**TASK DIRECTIONS:** Where a line holds "keyword", copy it.
━━━ GIVEN INFORMATION
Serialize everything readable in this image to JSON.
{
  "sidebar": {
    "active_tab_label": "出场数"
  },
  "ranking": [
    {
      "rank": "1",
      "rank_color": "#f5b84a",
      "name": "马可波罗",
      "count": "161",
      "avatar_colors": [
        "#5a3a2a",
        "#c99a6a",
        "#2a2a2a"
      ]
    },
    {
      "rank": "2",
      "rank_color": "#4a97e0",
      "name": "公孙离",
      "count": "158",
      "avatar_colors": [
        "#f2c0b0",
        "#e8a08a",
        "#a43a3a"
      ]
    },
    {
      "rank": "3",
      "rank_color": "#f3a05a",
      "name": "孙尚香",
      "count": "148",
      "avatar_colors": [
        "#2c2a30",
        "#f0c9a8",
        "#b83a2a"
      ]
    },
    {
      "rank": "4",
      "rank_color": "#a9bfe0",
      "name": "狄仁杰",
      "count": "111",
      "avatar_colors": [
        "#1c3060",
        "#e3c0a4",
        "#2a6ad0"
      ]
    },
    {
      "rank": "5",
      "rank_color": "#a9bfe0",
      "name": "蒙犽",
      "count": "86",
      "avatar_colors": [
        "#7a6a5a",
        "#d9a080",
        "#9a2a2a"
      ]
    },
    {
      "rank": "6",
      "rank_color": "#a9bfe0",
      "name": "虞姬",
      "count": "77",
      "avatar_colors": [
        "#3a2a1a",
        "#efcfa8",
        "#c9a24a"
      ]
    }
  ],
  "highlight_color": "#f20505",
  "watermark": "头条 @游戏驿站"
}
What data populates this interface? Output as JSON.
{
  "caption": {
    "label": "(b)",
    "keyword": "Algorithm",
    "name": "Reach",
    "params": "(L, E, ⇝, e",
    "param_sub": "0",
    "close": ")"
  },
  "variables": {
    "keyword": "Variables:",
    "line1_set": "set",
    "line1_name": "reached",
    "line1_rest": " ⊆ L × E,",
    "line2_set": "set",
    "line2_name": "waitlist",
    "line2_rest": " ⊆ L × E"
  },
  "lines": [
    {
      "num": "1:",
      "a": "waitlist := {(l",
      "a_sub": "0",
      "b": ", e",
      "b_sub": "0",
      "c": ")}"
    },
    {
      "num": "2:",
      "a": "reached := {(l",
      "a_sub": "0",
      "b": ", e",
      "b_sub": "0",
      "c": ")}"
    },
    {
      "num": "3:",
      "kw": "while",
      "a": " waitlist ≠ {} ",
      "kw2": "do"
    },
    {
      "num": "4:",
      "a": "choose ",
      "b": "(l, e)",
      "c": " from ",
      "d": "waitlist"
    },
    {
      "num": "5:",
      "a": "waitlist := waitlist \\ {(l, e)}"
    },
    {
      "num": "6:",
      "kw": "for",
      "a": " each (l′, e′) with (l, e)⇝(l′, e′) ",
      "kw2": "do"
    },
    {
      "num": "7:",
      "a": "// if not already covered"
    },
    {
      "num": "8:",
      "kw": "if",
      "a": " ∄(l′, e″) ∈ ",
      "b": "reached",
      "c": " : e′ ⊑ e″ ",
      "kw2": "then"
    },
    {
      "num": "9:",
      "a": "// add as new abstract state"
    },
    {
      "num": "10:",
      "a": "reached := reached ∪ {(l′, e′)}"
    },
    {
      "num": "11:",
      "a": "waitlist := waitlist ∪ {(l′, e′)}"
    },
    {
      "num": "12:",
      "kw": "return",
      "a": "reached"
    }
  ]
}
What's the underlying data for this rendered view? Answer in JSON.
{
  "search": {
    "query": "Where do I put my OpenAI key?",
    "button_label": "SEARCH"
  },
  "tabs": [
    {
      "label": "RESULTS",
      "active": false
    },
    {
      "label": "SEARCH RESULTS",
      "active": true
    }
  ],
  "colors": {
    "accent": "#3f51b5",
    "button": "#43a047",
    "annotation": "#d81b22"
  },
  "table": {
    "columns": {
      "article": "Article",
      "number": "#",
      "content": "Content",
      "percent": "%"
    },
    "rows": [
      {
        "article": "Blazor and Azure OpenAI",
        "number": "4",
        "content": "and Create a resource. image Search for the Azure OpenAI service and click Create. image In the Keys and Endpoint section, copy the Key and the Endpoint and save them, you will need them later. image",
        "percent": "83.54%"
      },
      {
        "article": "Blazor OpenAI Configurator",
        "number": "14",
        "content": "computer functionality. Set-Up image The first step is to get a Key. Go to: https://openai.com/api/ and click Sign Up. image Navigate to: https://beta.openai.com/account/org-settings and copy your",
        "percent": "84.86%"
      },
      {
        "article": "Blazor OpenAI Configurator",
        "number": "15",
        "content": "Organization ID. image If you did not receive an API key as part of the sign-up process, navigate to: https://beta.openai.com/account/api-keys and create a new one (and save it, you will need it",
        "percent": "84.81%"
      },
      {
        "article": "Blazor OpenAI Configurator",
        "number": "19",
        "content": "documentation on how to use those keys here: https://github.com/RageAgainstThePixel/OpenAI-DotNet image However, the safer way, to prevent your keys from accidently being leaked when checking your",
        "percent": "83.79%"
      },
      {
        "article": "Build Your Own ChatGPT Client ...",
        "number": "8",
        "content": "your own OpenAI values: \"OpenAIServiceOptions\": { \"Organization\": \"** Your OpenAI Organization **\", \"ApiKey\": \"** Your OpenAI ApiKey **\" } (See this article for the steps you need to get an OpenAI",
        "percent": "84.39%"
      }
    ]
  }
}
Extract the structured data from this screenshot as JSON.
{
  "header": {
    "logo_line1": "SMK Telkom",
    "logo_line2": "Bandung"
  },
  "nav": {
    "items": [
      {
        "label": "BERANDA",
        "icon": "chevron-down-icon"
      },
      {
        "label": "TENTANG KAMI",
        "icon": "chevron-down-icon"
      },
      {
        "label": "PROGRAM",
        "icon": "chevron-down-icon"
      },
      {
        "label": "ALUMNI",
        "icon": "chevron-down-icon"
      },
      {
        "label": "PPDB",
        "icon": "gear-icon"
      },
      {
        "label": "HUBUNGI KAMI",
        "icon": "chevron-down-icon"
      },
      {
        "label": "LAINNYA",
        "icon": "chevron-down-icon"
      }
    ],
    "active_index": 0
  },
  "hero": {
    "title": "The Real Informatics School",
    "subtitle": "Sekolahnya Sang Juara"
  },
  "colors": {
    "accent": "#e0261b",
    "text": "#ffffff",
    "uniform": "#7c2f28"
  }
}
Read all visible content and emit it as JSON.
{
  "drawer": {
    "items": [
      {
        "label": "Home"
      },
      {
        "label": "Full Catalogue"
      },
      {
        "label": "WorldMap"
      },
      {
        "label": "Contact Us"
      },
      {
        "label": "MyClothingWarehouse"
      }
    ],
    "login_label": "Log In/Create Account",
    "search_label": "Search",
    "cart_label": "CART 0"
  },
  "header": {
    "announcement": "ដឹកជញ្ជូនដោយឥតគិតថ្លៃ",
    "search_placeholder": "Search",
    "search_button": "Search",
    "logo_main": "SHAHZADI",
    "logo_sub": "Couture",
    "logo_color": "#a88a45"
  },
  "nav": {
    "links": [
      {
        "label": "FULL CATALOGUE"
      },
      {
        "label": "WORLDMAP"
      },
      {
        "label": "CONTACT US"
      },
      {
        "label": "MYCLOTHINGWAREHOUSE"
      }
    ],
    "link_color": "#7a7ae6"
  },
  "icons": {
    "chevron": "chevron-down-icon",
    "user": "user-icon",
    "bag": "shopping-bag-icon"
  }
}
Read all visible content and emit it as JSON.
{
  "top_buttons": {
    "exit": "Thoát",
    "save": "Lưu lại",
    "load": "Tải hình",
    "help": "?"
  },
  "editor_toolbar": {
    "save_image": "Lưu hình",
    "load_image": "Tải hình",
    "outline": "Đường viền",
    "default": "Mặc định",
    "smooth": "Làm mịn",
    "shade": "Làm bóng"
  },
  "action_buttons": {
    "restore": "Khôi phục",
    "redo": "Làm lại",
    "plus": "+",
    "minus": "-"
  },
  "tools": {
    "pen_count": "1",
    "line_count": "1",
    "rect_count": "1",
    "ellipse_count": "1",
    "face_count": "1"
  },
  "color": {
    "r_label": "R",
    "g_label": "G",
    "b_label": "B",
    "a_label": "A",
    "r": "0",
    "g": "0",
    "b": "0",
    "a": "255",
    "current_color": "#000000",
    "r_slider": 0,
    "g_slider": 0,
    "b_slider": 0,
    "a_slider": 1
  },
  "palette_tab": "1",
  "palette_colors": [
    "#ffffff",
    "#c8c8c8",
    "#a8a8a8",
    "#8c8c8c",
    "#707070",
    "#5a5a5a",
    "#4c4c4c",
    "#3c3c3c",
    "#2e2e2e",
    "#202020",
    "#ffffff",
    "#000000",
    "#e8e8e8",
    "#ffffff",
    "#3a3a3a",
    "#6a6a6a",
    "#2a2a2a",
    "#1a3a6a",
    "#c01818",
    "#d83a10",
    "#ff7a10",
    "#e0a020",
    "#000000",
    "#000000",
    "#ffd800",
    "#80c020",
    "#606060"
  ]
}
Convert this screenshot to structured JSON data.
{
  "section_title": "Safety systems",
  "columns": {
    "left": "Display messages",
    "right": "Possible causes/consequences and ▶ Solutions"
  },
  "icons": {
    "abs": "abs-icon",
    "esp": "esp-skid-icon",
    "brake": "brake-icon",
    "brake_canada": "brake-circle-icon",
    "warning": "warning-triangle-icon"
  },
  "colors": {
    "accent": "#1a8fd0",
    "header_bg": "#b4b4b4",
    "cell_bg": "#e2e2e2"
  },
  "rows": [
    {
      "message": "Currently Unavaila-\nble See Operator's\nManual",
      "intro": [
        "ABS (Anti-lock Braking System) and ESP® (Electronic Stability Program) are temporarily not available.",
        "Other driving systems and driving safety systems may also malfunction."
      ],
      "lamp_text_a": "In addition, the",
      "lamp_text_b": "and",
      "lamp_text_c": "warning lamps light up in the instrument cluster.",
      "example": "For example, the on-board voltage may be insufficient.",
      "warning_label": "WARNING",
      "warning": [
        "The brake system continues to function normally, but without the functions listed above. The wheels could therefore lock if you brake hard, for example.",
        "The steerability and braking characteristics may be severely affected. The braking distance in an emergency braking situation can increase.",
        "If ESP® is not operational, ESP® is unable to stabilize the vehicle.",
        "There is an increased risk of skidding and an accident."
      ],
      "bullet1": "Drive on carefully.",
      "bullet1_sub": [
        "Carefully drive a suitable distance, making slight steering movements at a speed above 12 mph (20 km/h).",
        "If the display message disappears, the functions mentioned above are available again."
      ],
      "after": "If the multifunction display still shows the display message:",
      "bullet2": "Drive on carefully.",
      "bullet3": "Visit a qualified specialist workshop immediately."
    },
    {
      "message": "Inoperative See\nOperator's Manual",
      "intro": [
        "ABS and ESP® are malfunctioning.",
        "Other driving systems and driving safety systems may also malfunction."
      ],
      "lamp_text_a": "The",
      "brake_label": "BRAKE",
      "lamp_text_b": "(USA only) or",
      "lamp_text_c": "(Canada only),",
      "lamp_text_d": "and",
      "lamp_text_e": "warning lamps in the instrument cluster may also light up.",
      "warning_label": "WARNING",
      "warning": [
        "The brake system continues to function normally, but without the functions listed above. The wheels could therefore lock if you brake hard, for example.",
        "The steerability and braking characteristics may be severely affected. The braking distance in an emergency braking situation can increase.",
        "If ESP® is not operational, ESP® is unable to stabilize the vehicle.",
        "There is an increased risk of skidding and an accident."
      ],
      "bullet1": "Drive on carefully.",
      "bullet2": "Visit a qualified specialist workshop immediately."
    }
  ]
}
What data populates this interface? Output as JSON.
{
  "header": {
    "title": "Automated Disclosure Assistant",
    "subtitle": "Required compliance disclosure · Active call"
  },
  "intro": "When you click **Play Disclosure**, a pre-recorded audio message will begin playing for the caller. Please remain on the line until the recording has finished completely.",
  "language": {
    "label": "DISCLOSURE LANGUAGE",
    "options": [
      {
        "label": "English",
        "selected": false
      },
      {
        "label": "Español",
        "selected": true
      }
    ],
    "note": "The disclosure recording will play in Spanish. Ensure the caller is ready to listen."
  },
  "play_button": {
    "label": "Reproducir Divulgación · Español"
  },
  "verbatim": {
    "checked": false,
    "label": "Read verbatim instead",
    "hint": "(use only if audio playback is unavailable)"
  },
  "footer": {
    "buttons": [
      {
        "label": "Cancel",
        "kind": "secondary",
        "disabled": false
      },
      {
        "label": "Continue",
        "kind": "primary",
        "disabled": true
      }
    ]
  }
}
━━━━━━
**ANSWER:**
    "keyword": "Algorithm",
    "keyword": "Variables:",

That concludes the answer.